╭─ EXTRACTED RECORDS

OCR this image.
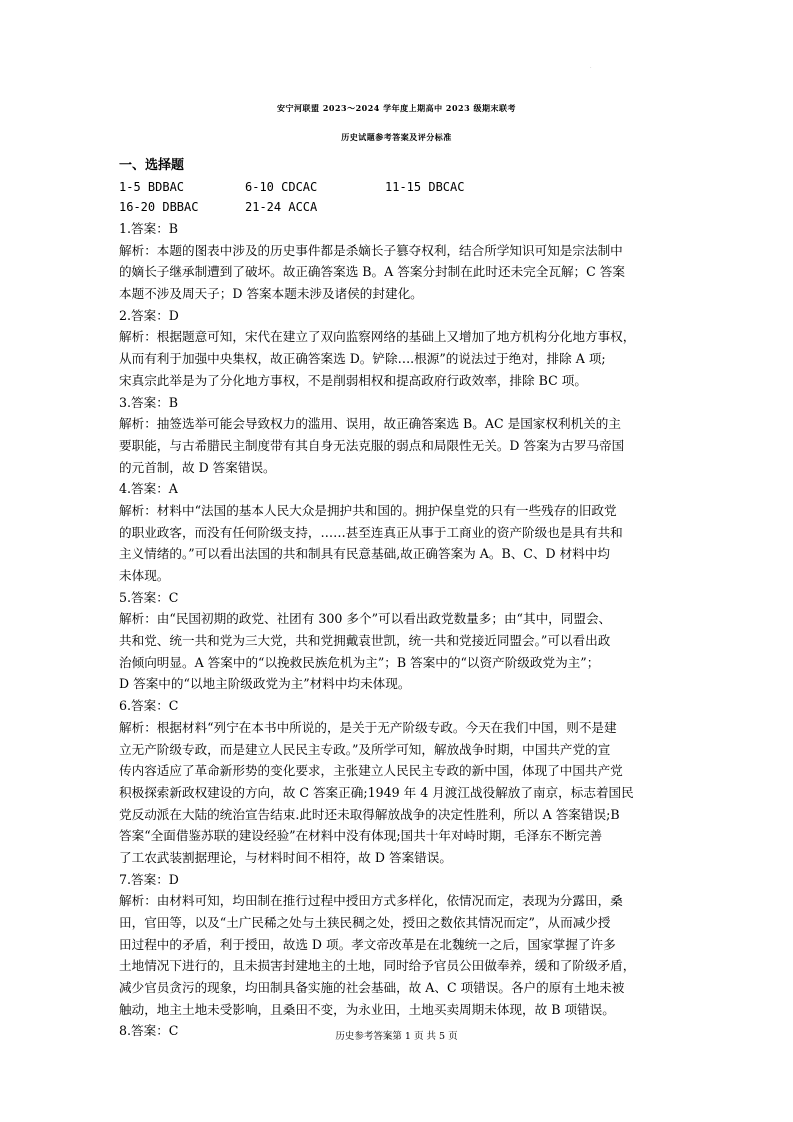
·
安宁河联盟 2023～2024 学年度上期高中 2023 级期末联考
历史试题参考答案及评分标准
一、选择题
1-5 BDBAC	6-10 CDCAC	11-15 DBCAC
16-20 DBBAC	21-24 ACCA
1.答案：B
解析：本题的图表中涉及的历史事件都是杀嫡长子篡夺权利，结合所学知识可知是宗法制中
的嫡长子继承制遭到了破坏。故正确答案选 B。A 答案分封制在此时还未完全瓦解；C 答案
本题不涉及周天子；D 答案本题未涉及诸侯的封建化。
2.答案：D
解析：根据题意可知，宋代在建立了双向监察网络的基础上又增加了地方机构分化地方事权，
从而有利于加强中央集权，故正确答案选 D。铲除….根源”的说法过于绝对，排除 A 项;
宋真宗此举是为了分化地方事权，不是削弱相权和提高政府行政效率，排除 BC 项。
3.答案：B
解析：抽签选举可能会导致权力的滥用、误用，故正确答案选 B。AC 是国家权利机关的主
要职能，与古希腊民主制度带有其自身无法克服的弱点和局限性无关。D 答案为古罗马帝国
的元首制，故 D 答案错误。
4.答案：A
解析：材料中“法国的基本人民大众是拥护共和国的。拥护保皇党的只有一些残存的旧政党
的职业政客，而没有任何阶级支持，……甚至连真正从事于工商业的资产阶级也是具有共和
主义情绪的。”可以看出法国的共和制具有民意基础,故正确答案为 A。B、C、D 材料中均
未体现。
5.答案：C
解析：由“民国初期的政党、社团有 300 多个”可以看出政党数量多；由“其中，同盟会、
共和党、统一共和党为三大党，共和党拥戴袁世凯，统一共和党接近同盟会。”可以看出政
治倾向明显。A 答案中的“以挽救民族危机为主”；B 答案中的“以资产阶级政党为主”；
D 答案中的“以地主阶级政党为主”材料中均未体现。
6.答案：C
解析：根据材料“列宁在本书中所说的，是关于无产阶级专政。今天在我们中国，则不是建
立无产阶级专政，而是建立人民民主专政。”及所学可知，解放战争时期，中国共产党的宣
传内容适应了革命新形势的变化要求，主张建立人民民主专政的新中国，体现了中国共产党
积极探索新政权建设的方向，故 C 答案正确;1949 年 4 月渡江战役解放了南京，标志着国民
党反动派在大陆的统治宣告结束.此时还未取得解放战争的决定性胜利，所以 A 答案错误;B
答案“全面借鉴苏联的建设经验”在材料中没有体现;国共十年对峙时期，毛泽东不断完善
了工农武装割据理论，与材料时间不相符，故 D 答案错误。
7.答案：D
解析：由材料可知，均田制在推行过程中授田方式多样化，依情况而定，表现为分露田，桑
田，官田等，以及“土广民稀之处与土狭民稠之处，授田之数依其情况而定”，从而减少授
田过程中的矛盾，利于授田，故选 D 项。孝文帝改革是在北魏统一之后，国家掌握了许多
土地情况下进行的，且未损害封建地主的土地，同时给予官员公田做奉养，缓和了阶级矛盾，
减少官员贪污的现象，均田制具备实施的社会基础，故 A、C 项错误。各户的原有土地未被
触动，地主土地未受影响，且桑田不变，为永业田，土地买卖周期未体现，故 B 项错误。
8.答案：C	历史参考答案第 1 页 共 5 页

╰─

* WORK TO COMPLETE *
Check each line of the data above for the word "答案中的", then state how many lines have it. Give the number alone.

* IN RESPONSE *
2